*Data provided*.
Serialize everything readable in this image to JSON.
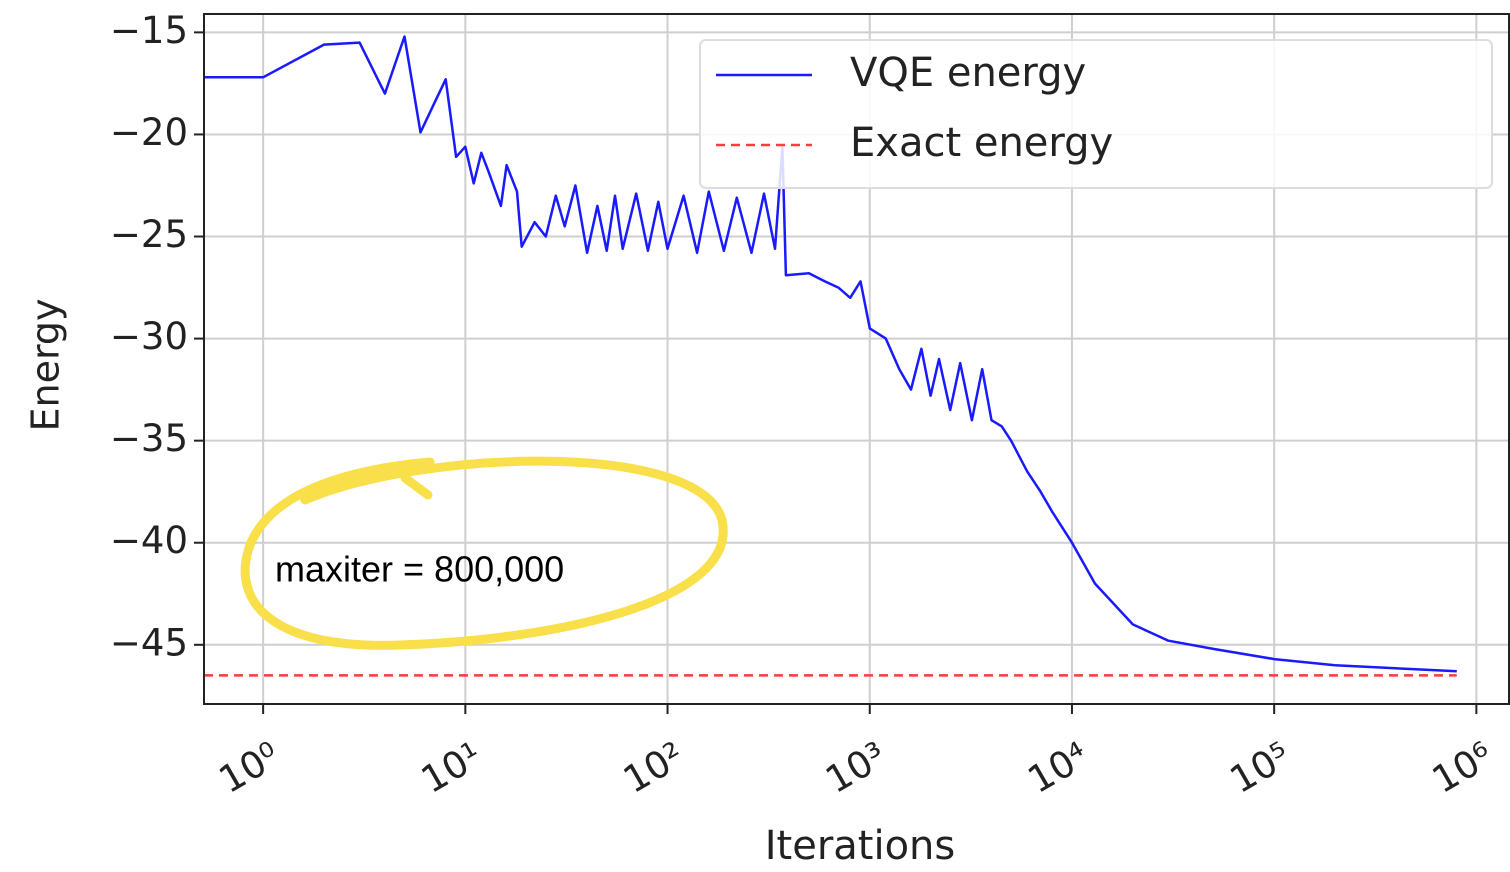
{
  "chart_data": {
    "type": "line",
    "xlabel": "Iterations",
    "ylabel": "Energy",
    "annotation": "maxiter = 800,000",
    "xscale": "log",
    "grid": true,
    "legend": "upper right",
    "xlim": [
      0.51,
      1450000
    ],
    "ylim": [
      -47.9,
      -14.1
    ],
    "xticks": [
      {
        "value": 1,
        "label": "10⁰"
      },
      {
        "value": 10,
        "label": "10¹"
      },
      {
        "value": 100,
        "label": "10²"
      },
      {
        "value": 1000,
        "label": "10³"
      },
      {
        "value": 10000,
        "label": "10⁴"
      },
      {
        "value": 100000,
        "label": "10⁵"
      },
      {
        "value": 1000000,
        "label": "10⁶"
      }
    ],
    "yticks": [
      {
        "value": -15,
        "label": "−15"
      },
      {
        "value": -20,
        "label": "−20"
      },
      {
        "value": -25,
        "label": "−25"
      },
      {
        "value": -30,
        "label": "−30"
      },
      {
        "value": -35,
        "label": "−35"
      },
      {
        "value": -40,
        "label": "−40"
      },
      {
        "value": -45,
        "label": "−45"
      }
    ],
    "x": [
      0.51,
      1,
      2,
      3,
      4,
      5,
      6,
      7,
      8,
      9,
      10,
      11,
      12,
      13,
      15,
      16,
      18,
      19,
      22,
      25,
      28,
      31,
      35,
      40,
      45,
      50,
      55,
      60,
      70,
      80,
      90,
      100,
      120,
      140,
      160,
      190,
      220,
      260,
      300,
      340,
      370,
      385,
      500,
      600,
      700,
      800,
      900,
      1000,
      1200,
      1400,
      1600,
      1800,
      2000,
      2200,
      2500,
      2800,
      3200,
      3600,
      4000,
      4500,
      5000,
      6000,
      7000,
      8000,
      10000,
      13000,
      20000,
      30000,
      50000,
      100000,
      200000,
      500000,
      800000
    ],
    "series": [
      {
        "name": "VQE energy",
        "color": "#1a1aff",
        "values": [
          -17.2,
          -17.2,
          -15.6,
          -15.5,
          -18.0,
          -15.2,
          -19.9,
          -18.5,
          -17.3,
          -21.1,
          -20.6,
          -22.4,
          -20.9,
          -21.8,
          -23.5,
          -21.5,
          -22.8,
          -25.5,
          -24.3,
          -25.0,
          -23.0,
          -24.5,
          -22.5,
          -25.8,
          -23.5,
          -25.7,
          -23.0,
          -25.6,
          -22.9,
          -25.7,
          -23.3,
          -25.6,
          -23.0,
          -25.8,
          -22.8,
          -25.7,
          -23.1,
          -25.8,
          -22.9,
          -25.6,
          -20.6,
          -26.9,
          -26.8,
          -27.2,
          -27.5,
          -28.0,
          -27.2,
          -29.5,
          -30.0,
          -31.5,
          -32.5,
          -30.5,
          -32.8,
          -31.0,
          -33.5,
          -31.2,
          -34.0,
          -31.5,
          -34.0,
          -34.3,
          -35.0,
          -36.5,
          -37.5,
          -38.5,
          -40.0,
          -42.0,
          -44.0,
          -44.8,
          -45.2,
          -45.7,
          -46.0,
          -46.2,
          -46.3
        ]
      }
    ],
    "hlines": [
      {
        "name": "Exact energy",
        "color": "#ff3b3b",
        "y": -46.5
      }
    ]
  }
}
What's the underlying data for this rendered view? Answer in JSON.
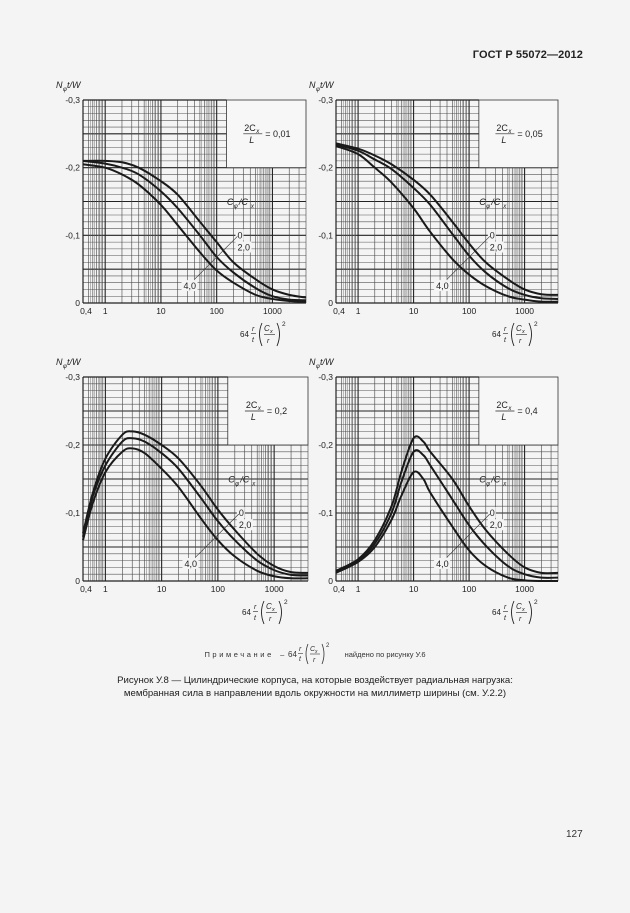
{
  "header": {
    "doc_id": "ГОСТ Р 55072—2012"
  },
  "chart_data": [
    {
      "type": "line",
      "panel": "top-left",
      "title": "2Cx/L = 0,01",
      "param_label": "2Cx/L",
      "param_value": "0,01",
      "ylabel": "Nφt/W",
      "xlabel": "64 (r/t)(Cx/r)^2",
      "xscale": "log",
      "xlim": [
        0.4,
        4000
      ],
      "ylim": [
        0,
        -0.3
      ],
      "yticks": [
        "-0,3",
        "-0,2",
        "-0,1",
        "0"
      ],
      "xticks": [
        "0,4",
        "1",
        "10",
        "100",
        "1000"
      ],
      "legend_title": "Cφ/Cx",
      "grid": true,
      "series": [
        {
          "name": "0",
          "x": [
            0.4,
            1,
            2,
            4,
            10,
            20,
            50,
            100,
            200,
            500,
            1000,
            2000,
            4000
          ],
          "y": [
            -0.21,
            -0.21,
            -0.208,
            -0.2,
            -0.18,
            -0.16,
            -0.12,
            -0.09,
            -0.06,
            -0.035,
            -0.02,
            -0.012,
            -0.008
          ]
        },
        {
          "name": "2,0",
          "x": [
            0.4,
            1,
            2,
            4,
            10,
            20,
            50,
            100,
            200,
            500,
            1000,
            2000,
            4000
          ],
          "y": [
            -0.21,
            -0.206,
            -0.2,
            -0.19,
            -0.165,
            -0.14,
            -0.1,
            -0.068,
            -0.045,
            -0.022,
            -0.01,
            -0.005,
            -0.004
          ]
        },
        {
          "name": "4,0",
          "x": [
            0.4,
            1,
            2,
            4,
            10,
            20,
            50,
            100,
            200,
            500,
            1000,
            2000,
            4000
          ],
          "y": [
            -0.205,
            -0.2,
            -0.19,
            -0.175,
            -0.145,
            -0.115,
            -0.075,
            -0.048,
            -0.03,
            -0.012,
            -0.006,
            -0.003,
            -0.002
          ]
        }
      ]
    },
    {
      "type": "line",
      "panel": "top-right",
      "title": "2Cx/L = 0,05",
      "param_label": "2Cx/L",
      "param_value": "0,05",
      "ylabel": "Nφt/W",
      "xlabel": "64 (r/t)(Cx/r)^2",
      "xscale": "log",
      "xlim": [
        0.4,
        4000
      ],
      "ylim": [
        0,
        -0.3
      ],
      "yticks": [
        "-0,3",
        "-0,2",
        "-0,1",
        "0"
      ],
      "xticks": [
        "0,4",
        "1",
        "10",
        "100",
        "1000"
      ],
      "legend_title": "Cφ/Cx",
      "grid": true,
      "series": [
        {
          "name": "0",
          "x": [
            0.4,
            1,
            2,
            4,
            10,
            20,
            50,
            100,
            200,
            500,
            1000,
            2000,
            4000
          ],
          "y": [
            -0.236,
            -0.228,
            -0.218,
            -0.205,
            -0.182,
            -0.16,
            -0.12,
            -0.088,
            -0.06,
            -0.035,
            -0.02,
            -0.013,
            -0.012
          ]
        },
        {
          "name": "2,0",
          "x": [
            0.4,
            1,
            2,
            4,
            10,
            20,
            50,
            100,
            200,
            500,
            1000,
            2000,
            4000
          ],
          "y": [
            -0.234,
            -0.225,
            -0.212,
            -0.198,
            -0.17,
            -0.145,
            -0.102,
            -0.07,
            -0.045,
            -0.022,
            -0.012,
            -0.007,
            -0.006
          ]
        },
        {
          "name": "4,0",
          "x": [
            0.4,
            1,
            2,
            4,
            10,
            20,
            50,
            100,
            200,
            500,
            1000,
            2000,
            4000
          ],
          "y": [
            -0.232,
            -0.22,
            -0.2,
            -0.178,
            -0.14,
            -0.105,
            -0.065,
            -0.042,
            -0.025,
            -0.01,
            -0.005,
            -0.002,
            -0.002
          ]
        }
      ]
    },
    {
      "type": "line",
      "panel": "bottom-left",
      "title": "2Cx/L = 0,2",
      "param_label": "2Cx/L",
      "param_value": "0,2",
      "ylabel": "Nφt/W",
      "xlabel": "64 (r/t)(Cx/r)^2",
      "xscale": "log",
      "xlim": [
        0.4,
        4000
      ],
      "ylim": [
        0,
        -0.3
      ],
      "yticks": [
        "-0,3",
        "-0,2",
        "-0,1",
        "0"
      ],
      "xticks": [
        "0,4",
        "1",
        "10",
        "100",
        "1000"
      ],
      "legend_title": "Cφ/Cx",
      "grid": true,
      "series": [
        {
          "name": "0",
          "x": [
            0.4,
            0.6,
            1,
            2,
            3,
            5,
            10,
            20,
            50,
            100,
            200,
            500,
            1000,
            2000,
            4000
          ],
          "y": [
            -0.07,
            -0.13,
            -0.18,
            -0.215,
            -0.22,
            -0.215,
            -0.2,
            -0.18,
            -0.14,
            -0.105,
            -0.075,
            -0.04,
            -0.022,
            -0.013,
            -0.012
          ]
        },
        {
          "name": "2,0",
          "x": [
            0.4,
            0.6,
            1,
            2,
            3,
            5,
            10,
            20,
            50,
            100,
            200,
            500,
            1000,
            2000,
            4000
          ],
          "y": [
            -0.065,
            -0.125,
            -0.17,
            -0.205,
            -0.21,
            -0.205,
            -0.188,
            -0.165,
            -0.122,
            -0.088,
            -0.06,
            -0.03,
            -0.016,
            -0.009,
            -0.008
          ]
        },
        {
          "name": "4,0",
          "x": [
            0.4,
            0.6,
            1,
            2,
            3,
            5,
            10,
            20,
            50,
            100,
            200,
            500,
            1000,
            2000,
            4000
          ],
          "y": [
            -0.06,
            -0.115,
            -0.16,
            -0.19,
            -0.195,
            -0.188,
            -0.165,
            -0.138,
            -0.092,
            -0.06,
            -0.036,
            -0.015,
            -0.007,
            -0.004,
            -0.004
          ]
        }
      ]
    },
    {
      "type": "line",
      "panel": "bottom-right",
      "title": "2Cx/L = 0,4",
      "param_label": "2Cx/L",
      "param_value": "0,4",
      "ylabel": "Nφt/W",
      "xlabel": "64 (r/t)(Cx/r)^2",
      "xscale": "log",
      "xlim": [
        0.4,
        4000
      ],
      "ylim": [
        0,
        -0.3
      ],
      "yticks": [
        "-0,3",
        "-0,2",
        "-0,1",
        "0"
      ],
      "xticks": [
        "0,4",
        "1",
        "10",
        "100",
        "1000"
      ],
      "legend_title": "Cφ/Cx",
      "grid": true,
      "series": [
        {
          "name": "0",
          "x": [
            0.4,
            1,
            2,
            4,
            6,
            10,
            15,
            20,
            50,
            100,
            200,
            500,
            1000,
            2000,
            4000
          ],
          "y": [
            -0.015,
            -0.032,
            -0.06,
            -0.11,
            -0.16,
            -0.21,
            -0.205,
            -0.19,
            -0.15,
            -0.11,
            -0.075,
            -0.04,
            -0.02,
            -0.012,
            -0.012
          ]
        },
        {
          "name": "2,0",
          "x": [
            0.4,
            1,
            2,
            4,
            6,
            10,
            15,
            20,
            50,
            100,
            200,
            500,
            1000,
            2000,
            4000
          ],
          "y": [
            -0.013,
            -0.03,
            -0.055,
            -0.1,
            -0.145,
            -0.19,
            -0.185,
            -0.17,
            -0.12,
            -0.082,
            -0.052,
            -0.022,
            -0.01,
            -0.005,
            -0.005
          ]
        },
        {
          "name": "4,0",
          "x": [
            0.4,
            1,
            2,
            4,
            6,
            10,
            15,
            20,
            50,
            100,
            200,
            500,
            1000,
            2000,
            4000
          ],
          "y": [
            -0.012,
            -0.028,
            -0.05,
            -0.09,
            -0.125,
            -0.16,
            -0.15,
            -0.13,
            -0.08,
            -0.045,
            -0.022,
            -0.005,
            -0.001,
            0,
            0
          ]
        }
      ]
    }
  ],
  "note": {
    "label": "Примечание",
    "dash": "–",
    "formula_coef": "64",
    "text": "найдено по рисунку У.6"
  },
  "caption": {
    "line1": "Рисунок У.8 — Цилиндрические корпуса, на которые воздействует радиальная нагрузка:",
    "line2": "мембранная сила в направлении вдоль окружности на миллиметр ширины (см. У.2.2)"
  },
  "page_number": "127"
}
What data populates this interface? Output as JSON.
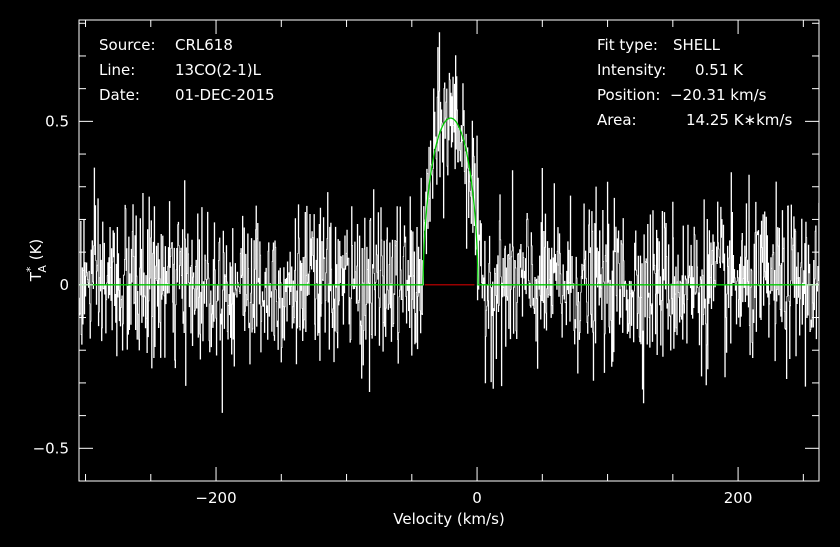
{
  "header": {
    "left": {
      "source_label": "Source:",
      "source_value": "CRL618",
      "line_label": "Line:",
      "line_value": "13CO(2-1)L",
      "date_label": "Date:",
      "date_value": "01-DEC-2015"
    },
    "right": {
      "fit_label": "Fit type:",
      "fit_value": "SHELL",
      "intensity_label": "Intensity:",
      "intensity_value": "0.51 K",
      "position_label": "Position:",
      "position_value": "−20.31 km/s",
      "area_label": "Area:",
      "area_value": "14.25 K∗km/s"
    }
  },
  "chart_data": {
    "type": "line",
    "xlabel": "Velocity (km/s)",
    "ylabel": "T*A (K)",
    "ylabel_parts": {
      "main": "T",
      "sup": "*",
      "sub": "A",
      "unit": " (K)"
    },
    "xlim": [
      -305,
      262
    ],
    "ylim": [
      -0.6,
      0.81
    ],
    "xticks": [
      -200,
      0,
      200
    ],
    "xtick_labels": [
      "−200",
      "0",
      "200"
    ],
    "yticks": [
      -0.5,
      0,
      0.5
    ],
    "ytick_labels": [
      "−0.5",
      "0",
      "0.5"
    ],
    "grid": false,
    "series": [
      {
        "kind": "noisy-spectrum",
        "color": "#ffffff",
        "channel_spacing_kms": 0.4,
        "rms_K": 0.12
      },
      {
        "kind": "fit-shell",
        "color": "#00cc00",
        "peak_K": 0.51,
        "center_kms": -20.31,
        "fwzp_kms": 42,
        "area_Kkms": 14.25
      },
      {
        "kind": "baseline-segment",
        "color": "#cc0000",
        "x_range_kms": [
          -40,
          -2
        ],
        "y": 0
      }
    ]
  }
}
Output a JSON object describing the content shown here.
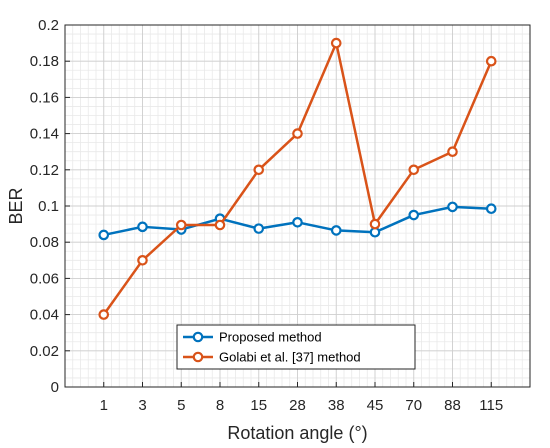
{
  "chart_data": {
    "type": "line",
    "title": "",
    "xlabel": "Rotation angle (°)",
    "ylabel": "BER",
    "categories": [
      "1",
      "3",
      "5",
      "8",
      "15",
      "28",
      "38",
      "45",
      "70",
      "88",
      "115"
    ],
    "ylim": [
      0,
      0.2
    ],
    "yticks": [
      "0",
      "0.02",
      "0.04",
      "0.06",
      "0.08",
      "0.1",
      "0.12",
      "0.14",
      "0.16",
      "0.18",
      "0.2"
    ],
    "grid": true,
    "minor_grid": true,
    "legend_position": "bottom-center",
    "series": [
      {
        "name": "Proposed method",
        "color": "#0072BD",
        "values": [
          0.084,
          0.0885,
          0.087,
          0.093,
          0.0875,
          0.091,
          0.0865,
          0.0855,
          0.095,
          0.0995,
          0.0985
        ]
      },
      {
        "name": "Golabi et al. [37] method",
        "color": "#D95319",
        "values": [
          0.04,
          0.07,
          0.0895,
          0.0895,
          0.12,
          0.14,
          0.19,
          0.09,
          0.12,
          0.13,
          0.18
        ]
      }
    ]
  }
}
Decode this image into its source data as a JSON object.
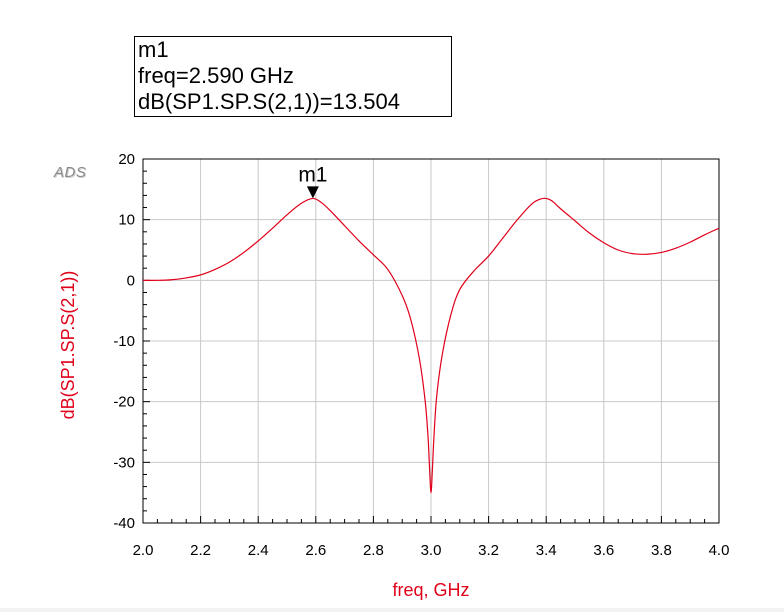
{
  "marker_box": {
    "name": "m1",
    "freq_text": "freq=2.590 GHz",
    "value_text": "dB(SP1.SP.S(2,1))=13.504"
  },
  "logo": "ADS",
  "colors": {
    "trace": "#e0001a",
    "grid": "#c8c8c8",
    "axis_title": "#e0001a"
  },
  "chart_data": {
    "type": "line",
    "title": "",
    "xlabel": "freq, GHz",
    "ylabel": "dB(SP1.SP.S(2,1))",
    "xlim": [
      2.0,
      4.0
    ],
    "ylim": [
      -40,
      20
    ],
    "x_ticks": [
      2.0,
      2.2,
      2.4,
      2.6,
      2.8,
      3.0,
      3.2,
      3.4,
      3.6,
      3.8,
      4.0
    ],
    "x_tick_labels": [
      "2.0",
      "2.2",
      "2.4",
      "2.6",
      "2.8",
      "3.0",
      "3.2",
      "3.4",
      "3.6",
      "3.8",
      "4.0"
    ],
    "y_ticks": [
      20,
      10,
      0,
      -10,
      -20,
      -30,
      -40
    ],
    "y_tick_labels": [
      "20",
      "10",
      "0",
      "-10",
      "-20",
      "-30",
      "-40"
    ],
    "grid": true,
    "series": [
      {
        "x": [
          2.0,
          2.05,
          2.1,
          2.15,
          2.2,
          2.25,
          2.3,
          2.35,
          2.4,
          2.45,
          2.5,
          2.55,
          2.59,
          2.62,
          2.65,
          2.7,
          2.75,
          2.8,
          2.85,
          2.9,
          2.93,
          2.96,
          2.98,
          2.99,
          2.995,
          3.0,
          3.005,
          3.01,
          3.02,
          3.04,
          3.07,
          3.1,
          3.15,
          3.2,
          3.25,
          3.3,
          3.35,
          3.38,
          3.4,
          3.42,
          3.45,
          3.5,
          3.55,
          3.6,
          3.65,
          3.7,
          3.75,
          3.8,
          3.85,
          3.9,
          3.95,
          4.0
        ],
        "y": [
          0.0,
          0.0,
          0.1,
          0.4,
          0.9,
          1.8,
          3.0,
          4.6,
          6.5,
          8.6,
          10.8,
          12.7,
          13.5,
          12.8,
          11.5,
          9.0,
          6.5,
          4.2,
          1.8,
          -2.5,
          -6.5,
          -13.0,
          -20.0,
          -26.0,
          -31.0,
          -35.0,
          -31.0,
          -26.0,
          -19.0,
          -12.0,
          -5.5,
          -1.5,
          1.6,
          4.0,
          7.0,
          10.0,
          12.6,
          13.4,
          13.5,
          13.1,
          11.8,
          9.8,
          7.8,
          6.2,
          5.0,
          4.4,
          4.3,
          4.6,
          5.3,
          6.3,
          7.5,
          8.6
        ]
      }
    ],
    "markers": [
      {
        "name": "m1",
        "x": 2.59,
        "y": 13.504
      }
    ]
  }
}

*The request*.
Copy out every line of the data that includes "bottom".

*Solution for this problem*.
      "panel": "bottom-left",
      "panel": "bottom-right",
    "legend_position": "bottom-center",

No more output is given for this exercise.